▶ Challenge: Every line below that includes "Feuchte" counts toward the total. Report that total alone.

▶ Records for this exercise:
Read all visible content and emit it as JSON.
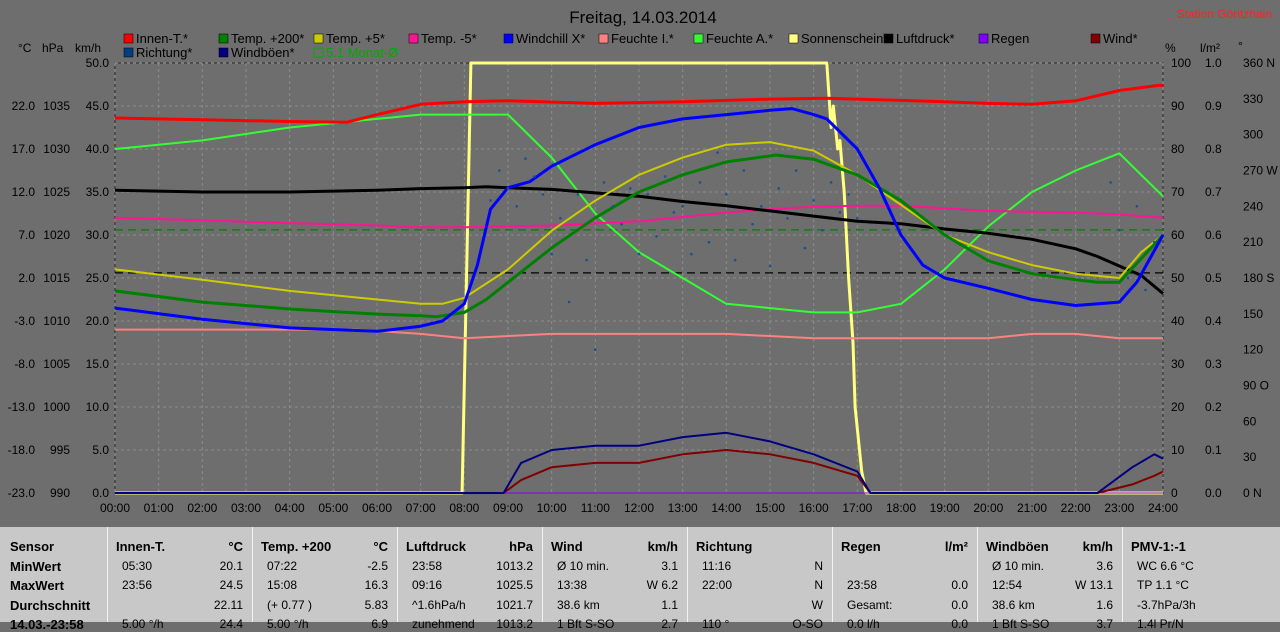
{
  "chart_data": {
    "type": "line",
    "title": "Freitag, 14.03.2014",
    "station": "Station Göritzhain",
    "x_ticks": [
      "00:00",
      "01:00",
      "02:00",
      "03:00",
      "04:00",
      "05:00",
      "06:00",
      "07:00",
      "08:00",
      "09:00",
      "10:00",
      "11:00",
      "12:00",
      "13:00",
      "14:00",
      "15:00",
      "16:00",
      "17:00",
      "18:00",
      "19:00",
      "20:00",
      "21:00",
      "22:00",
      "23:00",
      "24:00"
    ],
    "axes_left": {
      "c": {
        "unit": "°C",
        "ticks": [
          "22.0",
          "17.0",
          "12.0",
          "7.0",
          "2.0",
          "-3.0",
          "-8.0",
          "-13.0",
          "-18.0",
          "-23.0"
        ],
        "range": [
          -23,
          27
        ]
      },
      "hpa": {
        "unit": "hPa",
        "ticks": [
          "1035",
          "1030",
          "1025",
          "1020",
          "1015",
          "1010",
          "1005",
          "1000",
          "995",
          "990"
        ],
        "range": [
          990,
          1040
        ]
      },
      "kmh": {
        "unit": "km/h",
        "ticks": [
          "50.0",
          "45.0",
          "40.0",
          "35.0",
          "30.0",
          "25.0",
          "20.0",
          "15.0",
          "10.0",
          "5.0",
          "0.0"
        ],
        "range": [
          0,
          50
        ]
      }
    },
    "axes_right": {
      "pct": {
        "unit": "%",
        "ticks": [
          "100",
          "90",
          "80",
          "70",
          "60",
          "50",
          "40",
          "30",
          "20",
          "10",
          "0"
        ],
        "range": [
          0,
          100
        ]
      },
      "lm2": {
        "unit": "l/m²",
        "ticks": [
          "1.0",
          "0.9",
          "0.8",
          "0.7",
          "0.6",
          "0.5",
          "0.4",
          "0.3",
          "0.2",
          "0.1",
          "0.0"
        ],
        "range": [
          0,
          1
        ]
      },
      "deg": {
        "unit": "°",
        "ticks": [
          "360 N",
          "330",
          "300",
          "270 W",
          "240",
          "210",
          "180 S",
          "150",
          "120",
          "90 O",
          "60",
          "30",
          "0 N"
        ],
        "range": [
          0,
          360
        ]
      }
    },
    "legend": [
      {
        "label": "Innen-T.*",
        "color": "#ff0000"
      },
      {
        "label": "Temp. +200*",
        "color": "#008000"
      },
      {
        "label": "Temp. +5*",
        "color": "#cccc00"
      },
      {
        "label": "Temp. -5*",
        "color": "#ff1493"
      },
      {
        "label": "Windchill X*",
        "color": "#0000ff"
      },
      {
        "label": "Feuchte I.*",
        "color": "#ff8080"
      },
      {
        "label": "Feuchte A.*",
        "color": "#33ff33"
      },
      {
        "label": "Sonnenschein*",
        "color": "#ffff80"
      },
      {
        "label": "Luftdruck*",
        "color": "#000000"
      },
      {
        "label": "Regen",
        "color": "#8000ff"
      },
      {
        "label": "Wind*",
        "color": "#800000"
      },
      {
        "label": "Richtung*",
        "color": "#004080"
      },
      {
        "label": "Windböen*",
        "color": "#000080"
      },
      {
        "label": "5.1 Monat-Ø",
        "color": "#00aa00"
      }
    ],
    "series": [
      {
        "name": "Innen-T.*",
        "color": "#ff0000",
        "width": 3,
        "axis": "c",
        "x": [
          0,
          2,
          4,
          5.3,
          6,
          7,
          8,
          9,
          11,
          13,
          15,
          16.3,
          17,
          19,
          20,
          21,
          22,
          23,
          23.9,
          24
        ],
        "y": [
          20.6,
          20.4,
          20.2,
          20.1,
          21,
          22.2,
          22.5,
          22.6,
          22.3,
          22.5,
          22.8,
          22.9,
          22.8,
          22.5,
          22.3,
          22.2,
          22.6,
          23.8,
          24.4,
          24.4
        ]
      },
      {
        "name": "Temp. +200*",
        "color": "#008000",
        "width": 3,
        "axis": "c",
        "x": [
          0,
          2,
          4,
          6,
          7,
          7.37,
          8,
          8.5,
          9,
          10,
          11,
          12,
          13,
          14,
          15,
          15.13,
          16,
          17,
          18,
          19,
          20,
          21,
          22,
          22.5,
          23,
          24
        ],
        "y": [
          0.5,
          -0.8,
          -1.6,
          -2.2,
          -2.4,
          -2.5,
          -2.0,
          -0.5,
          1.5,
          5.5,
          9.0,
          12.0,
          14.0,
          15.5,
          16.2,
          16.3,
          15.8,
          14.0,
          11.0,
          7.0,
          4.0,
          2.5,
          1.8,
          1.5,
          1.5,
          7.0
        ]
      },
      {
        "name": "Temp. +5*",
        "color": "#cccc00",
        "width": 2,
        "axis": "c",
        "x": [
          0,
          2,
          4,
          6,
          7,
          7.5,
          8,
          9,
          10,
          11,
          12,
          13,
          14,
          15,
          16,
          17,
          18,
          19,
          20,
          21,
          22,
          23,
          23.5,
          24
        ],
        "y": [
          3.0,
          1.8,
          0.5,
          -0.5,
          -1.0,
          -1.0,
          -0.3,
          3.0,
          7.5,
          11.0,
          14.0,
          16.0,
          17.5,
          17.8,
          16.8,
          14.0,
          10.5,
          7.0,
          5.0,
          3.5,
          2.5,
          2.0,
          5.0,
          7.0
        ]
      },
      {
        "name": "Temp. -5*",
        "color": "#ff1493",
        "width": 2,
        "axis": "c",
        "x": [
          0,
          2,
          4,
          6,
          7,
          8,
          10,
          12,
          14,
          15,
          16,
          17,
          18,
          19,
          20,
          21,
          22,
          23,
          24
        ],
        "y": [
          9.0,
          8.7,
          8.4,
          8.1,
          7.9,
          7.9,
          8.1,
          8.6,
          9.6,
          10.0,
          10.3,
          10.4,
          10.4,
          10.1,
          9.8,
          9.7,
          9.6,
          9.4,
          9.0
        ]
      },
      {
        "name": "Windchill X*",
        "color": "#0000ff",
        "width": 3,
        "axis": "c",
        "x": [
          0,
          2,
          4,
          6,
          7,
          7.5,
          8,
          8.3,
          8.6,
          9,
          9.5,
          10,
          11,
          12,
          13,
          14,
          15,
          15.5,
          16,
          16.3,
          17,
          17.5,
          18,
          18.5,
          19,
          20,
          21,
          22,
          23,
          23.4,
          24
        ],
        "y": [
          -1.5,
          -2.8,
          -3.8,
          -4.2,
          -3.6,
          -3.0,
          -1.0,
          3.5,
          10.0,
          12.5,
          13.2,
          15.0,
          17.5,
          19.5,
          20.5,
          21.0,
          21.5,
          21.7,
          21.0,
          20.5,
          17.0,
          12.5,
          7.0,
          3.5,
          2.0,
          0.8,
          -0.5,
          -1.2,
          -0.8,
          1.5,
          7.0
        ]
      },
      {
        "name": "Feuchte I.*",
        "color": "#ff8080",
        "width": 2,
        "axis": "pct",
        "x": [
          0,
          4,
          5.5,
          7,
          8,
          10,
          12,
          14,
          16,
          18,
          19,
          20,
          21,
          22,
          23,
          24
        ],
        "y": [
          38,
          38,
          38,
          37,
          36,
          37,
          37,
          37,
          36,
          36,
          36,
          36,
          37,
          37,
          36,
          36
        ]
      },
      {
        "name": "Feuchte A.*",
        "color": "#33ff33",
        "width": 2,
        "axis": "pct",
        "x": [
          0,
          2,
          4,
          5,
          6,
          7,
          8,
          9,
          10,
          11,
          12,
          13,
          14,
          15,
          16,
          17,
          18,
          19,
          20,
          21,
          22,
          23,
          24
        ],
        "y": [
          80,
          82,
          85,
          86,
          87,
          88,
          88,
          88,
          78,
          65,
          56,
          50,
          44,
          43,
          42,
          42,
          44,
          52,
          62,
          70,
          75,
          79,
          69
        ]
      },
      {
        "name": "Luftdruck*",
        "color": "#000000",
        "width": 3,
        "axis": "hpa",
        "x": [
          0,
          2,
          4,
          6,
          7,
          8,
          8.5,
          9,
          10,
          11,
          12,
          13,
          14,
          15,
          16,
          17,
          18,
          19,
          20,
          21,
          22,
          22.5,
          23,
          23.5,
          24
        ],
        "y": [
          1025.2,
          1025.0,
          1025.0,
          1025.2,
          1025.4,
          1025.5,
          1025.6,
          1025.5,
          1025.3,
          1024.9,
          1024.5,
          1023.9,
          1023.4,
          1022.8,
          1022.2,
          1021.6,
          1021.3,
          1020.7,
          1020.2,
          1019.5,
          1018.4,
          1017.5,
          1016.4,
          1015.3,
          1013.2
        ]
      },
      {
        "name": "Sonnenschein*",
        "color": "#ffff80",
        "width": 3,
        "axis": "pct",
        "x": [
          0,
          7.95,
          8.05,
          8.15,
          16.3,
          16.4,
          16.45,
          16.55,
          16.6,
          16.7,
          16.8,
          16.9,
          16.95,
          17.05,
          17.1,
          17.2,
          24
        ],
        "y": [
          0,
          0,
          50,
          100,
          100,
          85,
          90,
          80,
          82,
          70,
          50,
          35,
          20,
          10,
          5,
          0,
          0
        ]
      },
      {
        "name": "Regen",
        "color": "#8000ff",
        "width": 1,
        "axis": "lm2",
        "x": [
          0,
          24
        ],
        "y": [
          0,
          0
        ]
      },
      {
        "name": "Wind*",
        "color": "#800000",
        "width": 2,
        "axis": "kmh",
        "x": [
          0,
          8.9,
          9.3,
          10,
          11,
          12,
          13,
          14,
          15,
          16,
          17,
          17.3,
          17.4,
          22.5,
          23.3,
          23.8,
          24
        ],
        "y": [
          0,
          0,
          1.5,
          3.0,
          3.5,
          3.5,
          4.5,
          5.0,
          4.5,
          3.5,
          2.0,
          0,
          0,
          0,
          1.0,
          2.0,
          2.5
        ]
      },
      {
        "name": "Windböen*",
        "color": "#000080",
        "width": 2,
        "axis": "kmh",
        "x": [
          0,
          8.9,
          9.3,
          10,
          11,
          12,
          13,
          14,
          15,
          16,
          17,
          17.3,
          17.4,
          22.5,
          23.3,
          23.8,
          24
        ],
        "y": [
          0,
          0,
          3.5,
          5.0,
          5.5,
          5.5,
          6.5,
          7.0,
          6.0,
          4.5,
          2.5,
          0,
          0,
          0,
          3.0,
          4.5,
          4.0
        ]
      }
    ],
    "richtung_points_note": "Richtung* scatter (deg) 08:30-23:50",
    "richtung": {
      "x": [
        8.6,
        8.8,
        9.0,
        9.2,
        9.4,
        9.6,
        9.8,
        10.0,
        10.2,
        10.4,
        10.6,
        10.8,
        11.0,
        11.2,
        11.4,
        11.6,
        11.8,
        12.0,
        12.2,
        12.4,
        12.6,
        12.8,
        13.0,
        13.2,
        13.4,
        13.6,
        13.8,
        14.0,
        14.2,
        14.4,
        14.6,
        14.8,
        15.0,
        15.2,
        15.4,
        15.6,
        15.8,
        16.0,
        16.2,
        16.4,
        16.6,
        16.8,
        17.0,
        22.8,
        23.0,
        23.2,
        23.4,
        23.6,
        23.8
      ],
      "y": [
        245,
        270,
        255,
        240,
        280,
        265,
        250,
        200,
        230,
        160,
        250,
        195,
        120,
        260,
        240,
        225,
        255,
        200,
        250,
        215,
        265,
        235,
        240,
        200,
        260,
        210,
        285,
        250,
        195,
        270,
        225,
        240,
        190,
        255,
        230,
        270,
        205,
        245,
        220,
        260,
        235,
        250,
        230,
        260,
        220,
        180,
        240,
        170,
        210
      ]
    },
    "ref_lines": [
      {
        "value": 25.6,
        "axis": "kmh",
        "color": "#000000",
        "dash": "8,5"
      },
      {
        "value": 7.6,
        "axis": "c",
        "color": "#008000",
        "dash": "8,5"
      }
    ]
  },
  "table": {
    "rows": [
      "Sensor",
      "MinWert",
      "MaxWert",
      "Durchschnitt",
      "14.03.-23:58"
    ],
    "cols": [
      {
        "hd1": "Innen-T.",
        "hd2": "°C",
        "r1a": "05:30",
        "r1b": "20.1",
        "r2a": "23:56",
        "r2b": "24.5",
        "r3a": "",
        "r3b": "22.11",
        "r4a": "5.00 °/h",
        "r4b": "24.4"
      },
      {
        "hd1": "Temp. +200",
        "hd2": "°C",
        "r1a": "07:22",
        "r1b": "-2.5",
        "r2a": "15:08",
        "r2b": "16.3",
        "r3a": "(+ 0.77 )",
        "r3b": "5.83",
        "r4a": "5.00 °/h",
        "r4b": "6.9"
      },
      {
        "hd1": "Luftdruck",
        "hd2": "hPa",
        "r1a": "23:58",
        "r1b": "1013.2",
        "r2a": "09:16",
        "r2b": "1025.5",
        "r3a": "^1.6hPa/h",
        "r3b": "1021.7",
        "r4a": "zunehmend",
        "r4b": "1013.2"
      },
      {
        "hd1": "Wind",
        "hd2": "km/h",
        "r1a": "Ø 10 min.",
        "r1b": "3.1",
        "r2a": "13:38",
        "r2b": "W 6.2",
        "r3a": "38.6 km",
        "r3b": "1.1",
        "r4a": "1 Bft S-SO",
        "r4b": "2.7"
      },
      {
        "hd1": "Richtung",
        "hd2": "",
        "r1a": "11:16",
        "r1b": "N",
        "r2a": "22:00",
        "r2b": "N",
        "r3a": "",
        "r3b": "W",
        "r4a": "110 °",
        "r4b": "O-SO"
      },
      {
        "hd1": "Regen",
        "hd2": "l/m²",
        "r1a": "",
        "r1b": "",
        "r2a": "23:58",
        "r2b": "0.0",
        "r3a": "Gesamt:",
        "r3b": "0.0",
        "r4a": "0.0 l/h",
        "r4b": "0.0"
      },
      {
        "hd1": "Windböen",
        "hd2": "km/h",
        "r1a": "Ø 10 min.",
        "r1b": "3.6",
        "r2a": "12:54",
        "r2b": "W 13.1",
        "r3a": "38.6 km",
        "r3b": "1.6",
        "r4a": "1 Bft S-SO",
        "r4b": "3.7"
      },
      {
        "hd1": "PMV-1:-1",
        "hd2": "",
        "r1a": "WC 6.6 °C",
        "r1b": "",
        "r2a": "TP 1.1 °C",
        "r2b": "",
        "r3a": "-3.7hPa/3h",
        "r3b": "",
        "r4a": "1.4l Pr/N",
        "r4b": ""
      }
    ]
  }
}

▶ Result: 4